* _Written task_
Reproduce all the entries exactly.

═════ Available data ═════

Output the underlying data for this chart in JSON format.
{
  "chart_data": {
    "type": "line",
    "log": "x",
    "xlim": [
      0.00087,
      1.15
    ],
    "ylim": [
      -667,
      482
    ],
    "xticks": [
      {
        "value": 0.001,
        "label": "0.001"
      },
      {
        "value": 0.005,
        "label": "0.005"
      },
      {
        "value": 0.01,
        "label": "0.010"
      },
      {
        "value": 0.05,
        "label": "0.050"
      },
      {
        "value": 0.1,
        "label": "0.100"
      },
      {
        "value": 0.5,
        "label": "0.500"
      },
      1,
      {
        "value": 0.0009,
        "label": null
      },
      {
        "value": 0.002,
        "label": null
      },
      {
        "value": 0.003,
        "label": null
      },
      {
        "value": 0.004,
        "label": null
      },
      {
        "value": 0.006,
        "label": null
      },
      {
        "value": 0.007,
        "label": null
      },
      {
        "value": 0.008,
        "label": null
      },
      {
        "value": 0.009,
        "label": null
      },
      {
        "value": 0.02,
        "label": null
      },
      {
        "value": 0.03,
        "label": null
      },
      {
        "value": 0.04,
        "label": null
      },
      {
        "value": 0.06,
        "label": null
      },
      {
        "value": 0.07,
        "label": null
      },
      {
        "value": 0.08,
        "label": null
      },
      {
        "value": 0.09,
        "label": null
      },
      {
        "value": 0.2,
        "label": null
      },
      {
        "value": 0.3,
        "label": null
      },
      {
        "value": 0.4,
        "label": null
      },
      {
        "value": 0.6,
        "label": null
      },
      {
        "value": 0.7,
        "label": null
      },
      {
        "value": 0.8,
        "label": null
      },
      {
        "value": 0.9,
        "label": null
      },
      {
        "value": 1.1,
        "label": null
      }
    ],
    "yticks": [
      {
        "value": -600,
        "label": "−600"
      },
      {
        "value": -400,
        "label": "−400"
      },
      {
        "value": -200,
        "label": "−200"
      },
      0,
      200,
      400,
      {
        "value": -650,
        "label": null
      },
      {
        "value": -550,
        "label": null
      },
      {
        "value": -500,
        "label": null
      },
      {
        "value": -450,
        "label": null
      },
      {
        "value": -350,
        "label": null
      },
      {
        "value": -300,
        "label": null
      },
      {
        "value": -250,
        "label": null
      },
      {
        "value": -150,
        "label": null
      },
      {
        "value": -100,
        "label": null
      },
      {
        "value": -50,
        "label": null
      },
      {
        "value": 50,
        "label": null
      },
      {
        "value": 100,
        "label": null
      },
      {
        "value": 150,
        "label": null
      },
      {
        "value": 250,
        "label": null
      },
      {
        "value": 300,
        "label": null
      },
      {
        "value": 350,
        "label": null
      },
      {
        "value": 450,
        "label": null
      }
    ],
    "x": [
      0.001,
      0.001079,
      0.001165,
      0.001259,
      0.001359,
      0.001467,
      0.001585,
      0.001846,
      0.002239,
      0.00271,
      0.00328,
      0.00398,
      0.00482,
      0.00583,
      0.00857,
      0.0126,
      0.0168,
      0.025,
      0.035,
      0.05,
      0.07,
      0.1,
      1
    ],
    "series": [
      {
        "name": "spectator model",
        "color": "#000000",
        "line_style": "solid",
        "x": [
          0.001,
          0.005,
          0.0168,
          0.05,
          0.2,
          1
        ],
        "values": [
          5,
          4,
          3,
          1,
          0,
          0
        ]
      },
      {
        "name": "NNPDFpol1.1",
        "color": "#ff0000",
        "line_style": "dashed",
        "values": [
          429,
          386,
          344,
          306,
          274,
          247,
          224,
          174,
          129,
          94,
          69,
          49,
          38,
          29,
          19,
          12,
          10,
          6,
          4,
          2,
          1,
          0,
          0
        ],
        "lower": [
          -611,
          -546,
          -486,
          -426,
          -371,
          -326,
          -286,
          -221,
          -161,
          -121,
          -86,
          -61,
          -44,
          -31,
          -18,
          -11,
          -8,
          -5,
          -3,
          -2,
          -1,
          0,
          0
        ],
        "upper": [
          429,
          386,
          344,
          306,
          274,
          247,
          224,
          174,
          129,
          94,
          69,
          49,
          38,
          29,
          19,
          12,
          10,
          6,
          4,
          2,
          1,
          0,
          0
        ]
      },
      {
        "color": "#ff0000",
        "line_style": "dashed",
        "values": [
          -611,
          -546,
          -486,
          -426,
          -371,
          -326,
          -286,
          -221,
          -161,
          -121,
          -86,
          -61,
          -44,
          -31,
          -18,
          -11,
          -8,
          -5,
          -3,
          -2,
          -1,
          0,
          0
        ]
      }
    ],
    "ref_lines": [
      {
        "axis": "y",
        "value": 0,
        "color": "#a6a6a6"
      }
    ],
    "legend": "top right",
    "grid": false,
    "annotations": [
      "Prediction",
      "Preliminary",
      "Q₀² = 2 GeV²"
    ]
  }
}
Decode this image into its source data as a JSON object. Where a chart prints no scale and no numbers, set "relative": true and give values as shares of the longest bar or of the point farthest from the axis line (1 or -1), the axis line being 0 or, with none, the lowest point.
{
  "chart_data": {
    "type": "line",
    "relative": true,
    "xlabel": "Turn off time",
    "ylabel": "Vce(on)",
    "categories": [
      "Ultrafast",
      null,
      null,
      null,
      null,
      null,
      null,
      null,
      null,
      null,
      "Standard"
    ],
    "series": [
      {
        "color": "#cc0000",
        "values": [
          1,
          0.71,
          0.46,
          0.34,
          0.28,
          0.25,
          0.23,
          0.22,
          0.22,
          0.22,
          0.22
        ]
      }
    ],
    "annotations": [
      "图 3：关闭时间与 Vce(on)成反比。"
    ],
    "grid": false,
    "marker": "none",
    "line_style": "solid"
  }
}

═════

* _Exercise output_
Output the underlying data for this chart in JSON format.
{
  "chart_data": {
    "type": "line",
    "log": "x",
    "xlim": [
      0.00087,
      1.15
    ],
    "ylim": [
      -667,
      482
    ],
    "xticks": [
      {
        "value": 0.001,
        "label": "0.001"
      },
      {
        "value": 0.005,
        "label": "0.005"
      },
      {
        "value": 0.01,
        "label": "0.010"
      },
      {
        "value": 0.05,
        "label": "0.050"
      },
      {
        "value": 0.1,
        "label": "0.100"
      },
      {
        "value": 0.5,
        "label": "0.500"
      },
      1,
      {
        "value": 0.0009,
        "label": null
      },
      {
        "value": 0.002,
        "label": null
      },
      {
        "value": 0.003,
        "label": null
      },
      {
        "value": 0.004,
        "label": null
      },
      {
        "value": 0.006,
        "label": null
      },
      {
        "value": 0.007,
        "label": null
      },
      {
        "value": 0.008,
        "label": null
      },
      {
        "value": 0.009,
        "label": null
      },
      {
        "value": 0.02,
        "label": null
      },
      {
        "value": 0.03,
        "label": null
      },
      {
        "value": 0.04,
        "label": null
      },
      {
        "value": 0.06,
        "label": null
      },
      {
        "value": 0.07,
        "label": null
      },
      {
        "value": 0.08,
        "label": null
      },
      {
        "value": 0.09,
        "label": null
      },
      {
        "value": 0.2,
        "label": null
      },
      {
        "value": 0.3,
        "label": null
      },
      {
        "value": 0.4,
        "label": null
      },
      {
        "value": 0.6,
        "label": null
      },
      {
        "value": 0.7,
        "label": null
      },
      {
        "value": 0.8,
        "label": null
      },
      {
        "value": 0.9,
        "label": null
      },
      {
        "value": 1.1,
        "label": null
      }
    ],
    "yticks": [
      {
        "value": -600,
        "label": "−600"
      },
      {
        "value": -400,
        "label": "−400"
      },
      {
        "value": -200,
        "label": "−200"
      },
      0,
      200,
      400,
      {
        "value": -650,
        "label": null
      },
      {
        "value": -550,
        "label": null
      },
      {
        "value": -500,
        "label": null
      },
      {
        "value": -450,
        "label": null
      },
      {
        "value": -350,
        "label": null
      },
      {
        "value": -300,
        "label": null
      },
      {
        "value": -250,
        "label": null
      },
      {
        "value": -150,
        "label": null
      },
      {
        "value": -100,
        "label": null
      },
      {
        "value": -50,
        "label": null
      },
      {
        "value": 50,
        "label": null
      },
      {
        "value": 100,
        "label": null
      },
      {
        "value": 150,
        "label": null
      },
      {
        "value": 250,
        "label": null
      },
      {
        "value": 300,
        "label": null
      },
      {
        "value": 350,
        "label": null
      },
      {
        "value": 450,
        "label": null
      }
    ],
    "x": [
      0.001,
      0.001079,
      0.001165,
      0.001259,
      0.001359,
      0.001467,
      0.001585,
      0.001846,
      0.002239,
      0.00271,
      0.00328,
      0.00398,
      0.00482,
      0.00583,
      0.00857,
      0.0126,
      0.0168,
      0.025,
      0.035,
      0.05,
      0.07,
      0.1,
      1
    ],
    "series": [
      {
        "name": "spectator model",
        "color": "#000000",
        "line_style": "solid",
        "x": [
          0.001,
          0.005,
          0.0168,
          0.05,
          0.2,
          1
        ],
        "values": [
          5,
          4,
          3,
          1,
          0,
          0
        ]
      },
      {
        "name": "NNPDFpol1.1",
        "color": "#ff0000",
        "line_style": "dashed",
        "values": [
          429,
          386,
          344,
          306,
          274,
          247,
          224,
          174,
          129,
          94,
          69,
          49,
          38,
          29,
          19,
          12,
          10,
          6,
          4,
          2,
          1,
          0,
          0
        ],
        "lower": [
          -611,
          -546,
          -486,
          -426,
          -371,
          -326,
          -286,
          -221,
          -161,
          -121,
          -86,
          -61,
          -44,
          -31,
          -18,
          -11,
          -8,
          -5,
          -3,
          -2,
          -1,
          0,
          0
        ],
        "upper": [
          429,
          386,
          344,
          306,
          274,
          247,
          224,
          174,
          129,
          94,
          69,
          49,
          38,
          29,
          19,
          12,
          10,
          6,
          4,
          2,
          1,
          0,
          0
        ]
      },
      {
        "color": "#ff0000",
        "line_style": "dashed",
        "values": [
          -611,
          -546,
          -486,
          -426,
          -371,
          -326,
          -286,
          -221,
          -161,
          -121,
          -86,
          -61,
          -44,
          -31,
          -18,
          -11,
          -8,
          -5,
          -3,
          -2,
          -1,
          0,
          0
        ]
      }
    ],
    "ref_lines": [
      {
        "axis": "y",
        "value": 0,
        "color": "#a6a6a6"
      }
    ],
    "legend": "top right",
    "grid": false,
    "annotations": [
      "Prediction",
      "Preliminary",
      "Q₀² = 2 GeV²"
    ]
  }
}
Decode this image into its source data as a JSON object. Where a chart prints no scale and no numbers, set "relative": true and give values as shares of the longest bar or of the point farthest from the axis line (1 or -1), the axis line being 0 or, with none, the lowest point.
{
  "chart_data": {
    "type": "line",
    "relative": true,
    "xlabel": "Turn off time",
    "ylabel": "Vce(on)",
    "categories": [
      "Ultrafast",
      null,
      null,
      null,
      null,
      null,
      null,
      null,
      null,
      null,
      "Standard"
    ],
    "series": [
      {
        "color": "#cc0000",
        "values": [
          1,
          0.71,
          0.46,
          0.34,
          0.28,
          0.25,
          0.23,
          0.22,
          0.22,
          0.22,
          0.22
        ]
      }
    ],
    "annotations": [
      "图 3：关闭时间与 Vce(on)成反比。"
    ],
    "grid": false,
    "marker": "none",
    "line_style": "solid"
  }
}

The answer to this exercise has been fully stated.